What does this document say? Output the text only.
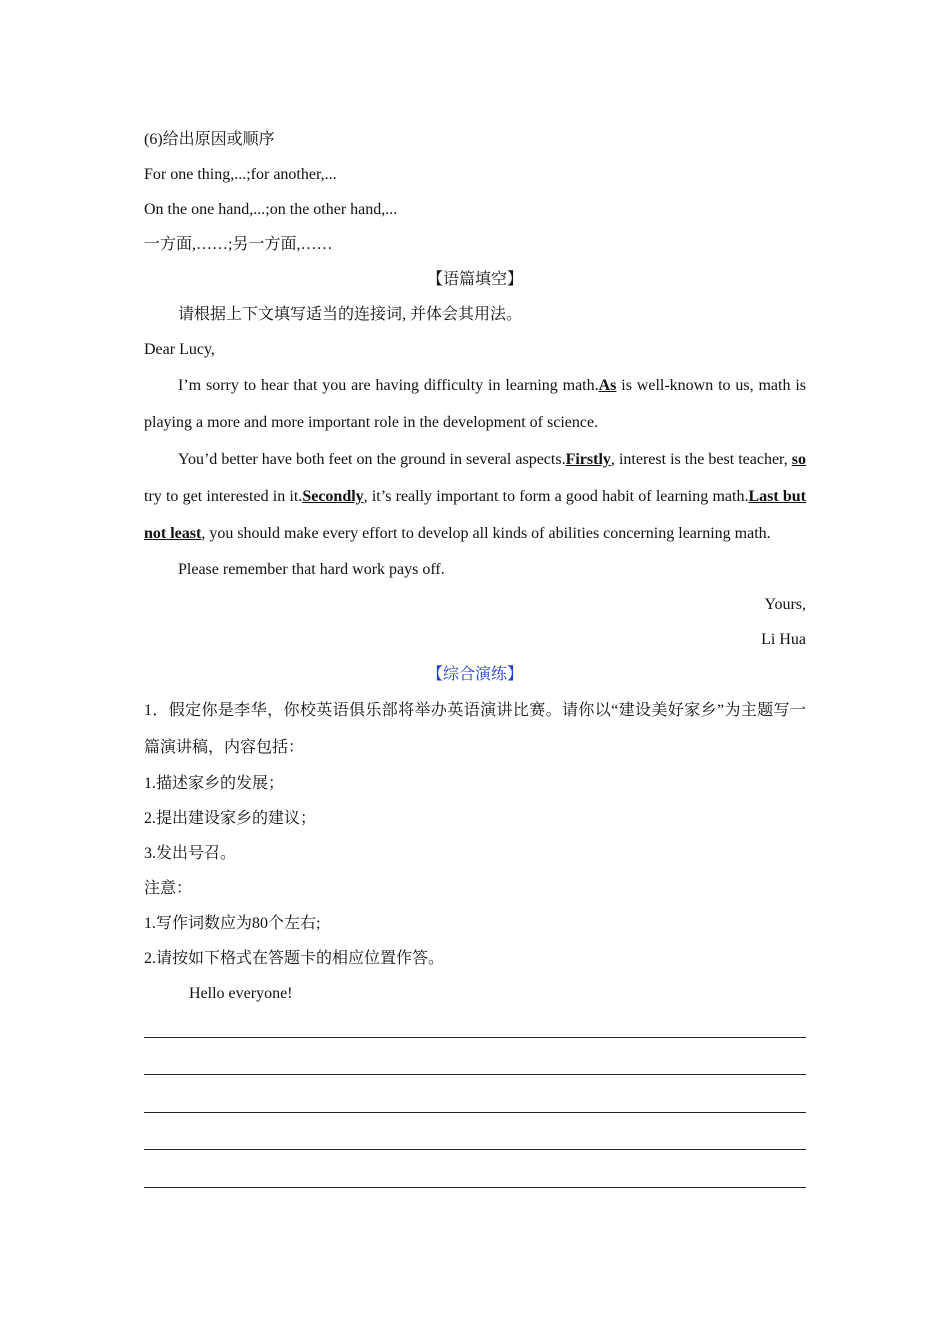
(6)给出原因或顺序
For one thing,...;for another,...
On the one hand,...;on the other hand,...
一方面,……;另一方面,……
【语篇填空】
请根据上下文填写适当的连接词, 并体会其用法。
Dear Lucy,
I’m sorry to hear that you are having difficulty in learning math.As is well-known to us, math is playing a more and more important role in the development of science.
You’d better have both feet on the ground in several aspects.Firstly, interest is the best teacher, so try to get interested in it.Secondly, it’s really important to form a good habit of learning math.Last but not least, you should make every effort to develop all kinds of abilities concerning learning math.
Please remember that hard work pays off.
Yours,
Li Hua
【综合演练】
1．假定你是李华，你校英语俱乐部将举办英语演讲比赛。请你以“建设美好家乡”为主题写一篇演讲稿，内容包括：
1.描述家乡的发展；
2.提出建设家乡的建议；
3.发出号召。
注意：
1.写作词数应为80个左右;
2.请按如下格式在答题卡的相应位置作答。
Hello everyone!
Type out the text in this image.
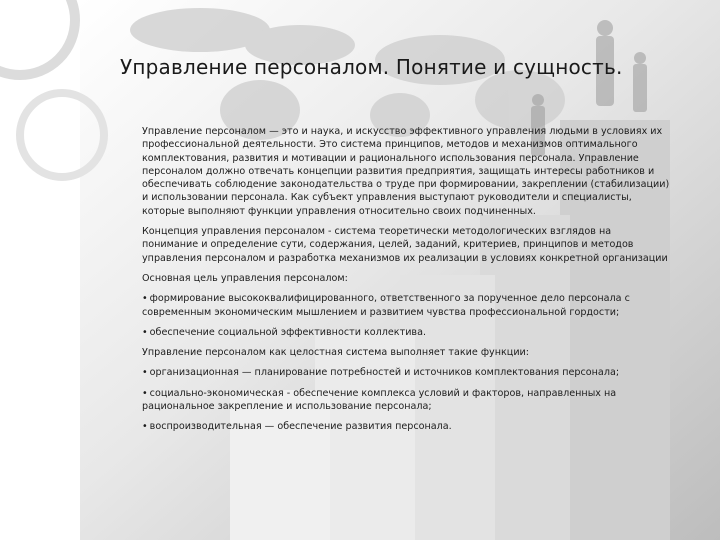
Управление персоналом. Понятие и сущность.

Управление персоналом — это и наука, и искусство эффективного управления людьми в условиях их профессиональной деятельности. Это система принципов, методов и механизмов оптимального комплектования, развития и мотивации и рационального использования персонала. Управление персоналом должно отвечать концепции развития предприятия, защищать интересы работников и обеспечивать соблюдение законодательства о труде при формировании, закреплении (стабилизации) и использовании персонала. Как субъект управления выступают руководители и специалисты, которые выполняют функции управления относительно своих подчиненных.

Концепция управления персоналом - система теоретически методологических взглядов на понимание и определение сути, содержания, целей, заданий, критериев, принципов и методов управления персоналом и разработка механизмов их реализации в условиях конкретной организации

Основная цель управления персоналом:

• формирование высококвалифицированного, ответственного за порученное дело персонала с современным экономическим мышлением и развитием чувства профессиональной гордости;

• обеспечение социальной эффективности коллектива.

Управление персоналом как целостная система выполняет такие функции:

• организационная — планирование потребностей и источников комплектования персонала;

• социально-экономическая - обеспечение комплекса условий и факторов, направленных на рациональное закрепление и использование персонала;

• воспроизводительная — обеспечение развития персонала.
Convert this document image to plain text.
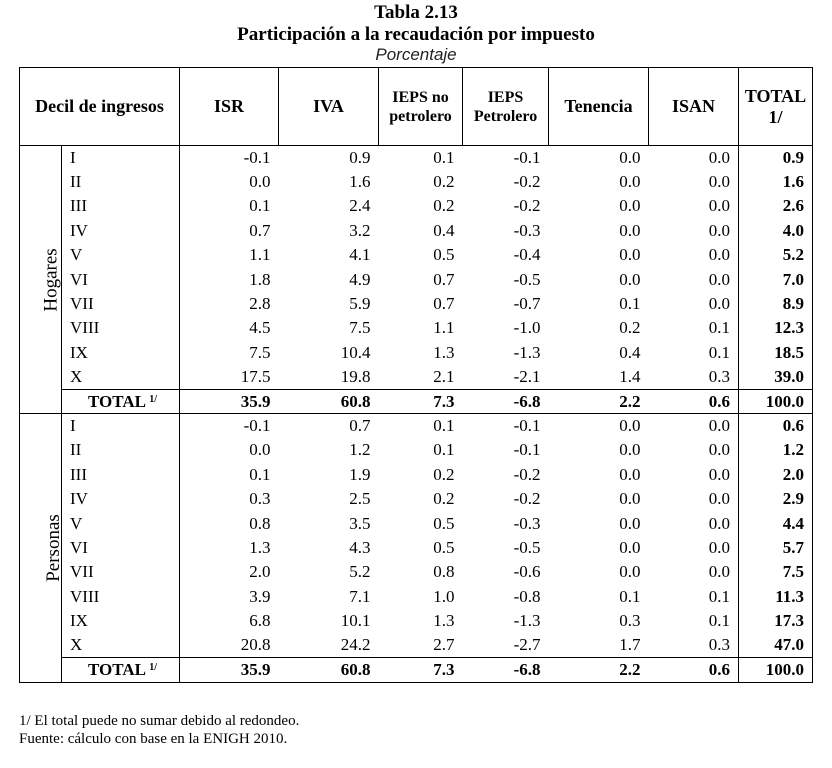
Tabla 2.13
Participación a la recaudación por impuesto
Porcentaje
Decil de ingresos		ISR	IVA	IEPS no petrolero	IEPS Petrolero	Tenencia	ISAN	TOTAL 1/
Hogares	I	-0.1	0.9	0.1	-0.1	0.0	0.0	0.9
	II	0.0	1.6	0.2	-0.2	0.0	0.0	1.6
	III	0.1	2.4	0.2	-0.2	0.0	0.0	2.6
	IV	0.7	3.2	0.4	-0.3	0.0	0.0	4.0
	V	1.1	4.1	0.5	-0.4	0.0	0.0	5.2
	VI	1.8	4.9	0.7	-0.5	0.0	0.0	7.0
	VII	2.8	5.9	0.7	-0.7	0.1	0.0	8.9
	VIII	4.5	7.5	1.1	-1.0	0.2	0.1	12.3
	IX	7.5	10.4	1.3	-1.3	0.4	0.1	18.5
	X	17.5	19.8	2.1	-2.1	1.4	0.3	39.0
	TOTAL $^{1/}$	35.9	60.8	7.3	-6.8	2.2	0.6	100.0
Personas	I	-0.1	0.7	0.1	-0.1	0.0	0.0	0.6
	II	0.0	1.2	0.1	-0.1	0.0	0.0	1.2
	III	0.1	1.9	0.2	-0.2	0.0	0.0	2.0
	IV	0.3	2.5	0.2	-0.2	0.0	0.0	2.9
	V	0.8	3.5	0.5	-0.3	0.0	0.0	4.4
	VI	1.3	4.3	0.5	-0.5	0.0	0.0	5.7
	VII	2.0	5.2	0.8	-0.6	0.0	0.0	7.5
	VIII	3.9	7.1	1.0	-0.8	0.1	0.1	11.3
	IX	6.8	10.1	1.3	-1.3	0.3	0.1	17.3
	X	20.8	24.2	2.7	-2.7	1.7	0.3	47.0
	TOTAL $^{1/}$	35.9	60.8	7.3	-6.8	2.2	0.6	100.0
1/ El total puede no sumar debido al redondeo.
Fuente: cálculo con base en la ENIGH 2010.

[WHAT TO DO] Output exactly the lines from the one containing "Convert this document image to plain text." through the last line of the records above, both included, and leave out the pictures.

[EXPECTED ANSWER]
Convert this document image to plain text.
Tabla 2.13
Participación a la recaudación por impuesto
Porcentaje
Decil de ingresos		ISR	IVA	IEPS no petrolero	IEPS Petrolero	Tenencia	ISAN	TOTAL 1/
Hogares	I	-0.1	0.9	0.1	-0.1	0.0	0.0	0.9
	II	0.0	1.6	0.2	-0.2	0.0	0.0	1.6
	III	0.1	2.4	0.2	-0.2	0.0	0.0	2.6
	IV	0.7	3.2	0.4	-0.3	0.0	0.0	4.0
	V	1.1	4.1	0.5	-0.4	0.0	0.0	5.2
	VI	1.8	4.9	0.7	-0.5	0.0	0.0	7.0
	VII	2.8	5.9	0.7	-0.7	0.1	0.0	8.9
	VIII	4.5	7.5	1.1	-1.0	0.2	0.1	12.3
	IX	7.5	10.4	1.3	-1.3	0.4	0.1	18.5
	X	17.5	19.8	2.1	-2.1	1.4	0.3	39.0
	TOTAL $^{1/}$	35.9	60.8	7.3	-6.8	2.2	0.6	100.0
Personas	I	-0.1	0.7	0.1	-0.1	0.0	0.0	0.6
	II	0.0	1.2	0.1	-0.1	0.0	0.0	1.2
	III	0.1	1.9	0.2	-0.2	0.0	0.0	2.0
	IV	0.3	2.5	0.2	-0.2	0.0	0.0	2.9
	V	0.8	3.5	0.5	-0.3	0.0	0.0	4.4
	VI	1.3	4.3	0.5	-0.5	0.0	0.0	5.7
	VII	2.0	5.2	0.8	-0.6	0.0	0.0	7.5
	VIII	3.9	7.1	1.0	-0.8	0.1	0.1	11.3
	IX	6.8	10.1	1.3	-1.3	0.3	0.1	17.3
	X	20.8	24.2	2.7	-2.7	1.7	0.3	47.0
	TOTAL $^{1/}$	35.9	60.8	7.3	-6.8	2.2	0.6	100.0
1/ El total puede no sumar debido al redondeo.
Fuente: cálculo con base en la ENIGH 2010.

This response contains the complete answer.